# Exercise instructions:
Leave out the pictures and copy the remaining records exactly.

Stored records:
•••••

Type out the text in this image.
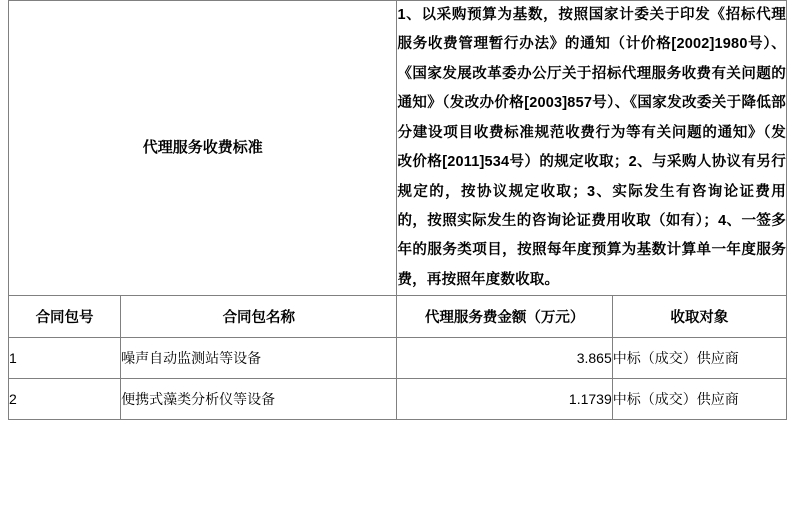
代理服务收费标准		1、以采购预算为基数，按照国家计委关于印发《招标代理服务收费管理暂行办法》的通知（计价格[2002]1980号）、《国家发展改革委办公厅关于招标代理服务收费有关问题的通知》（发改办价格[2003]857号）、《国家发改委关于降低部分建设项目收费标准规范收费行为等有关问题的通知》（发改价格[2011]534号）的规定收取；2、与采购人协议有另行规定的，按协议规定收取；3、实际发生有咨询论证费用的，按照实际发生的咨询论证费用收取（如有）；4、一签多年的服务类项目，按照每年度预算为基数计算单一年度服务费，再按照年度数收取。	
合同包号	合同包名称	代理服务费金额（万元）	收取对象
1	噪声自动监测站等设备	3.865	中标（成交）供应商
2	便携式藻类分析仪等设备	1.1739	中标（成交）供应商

•••••

# Final result:
Type out the text in this image.
代理服务收费标准		1、以采购预算为基数，按照国家计委关于印发《招标代理服务收费管理暂行办法》的通知（计价格[2002]1980号）、《国家发展改革委办公厅关于招标代理服务收费有关问题的通知》（发改办价格[2003]857号）、《国家发改委关于降低部分建设项目收费标准规范收费行为等有关问题的通知》（发改价格[2011]534号）的规定收取；2、与采购人协议有另行规定的，按协议规定收取；3、实际发生有咨询论证费用的，按照实际发生的咨询论证费用收取（如有）；4、一签多年的服务类项目，按照每年度预算为基数计算单一年度服务费，再按照年度数收取。	
合同包号	合同包名称	代理服务费金额（万元）	收取对象
1	噪声自动监测站等设备	3.865	中标（成交）供应商
2	便携式藻类分析仪等设备	1.1739	中标（成交）供应商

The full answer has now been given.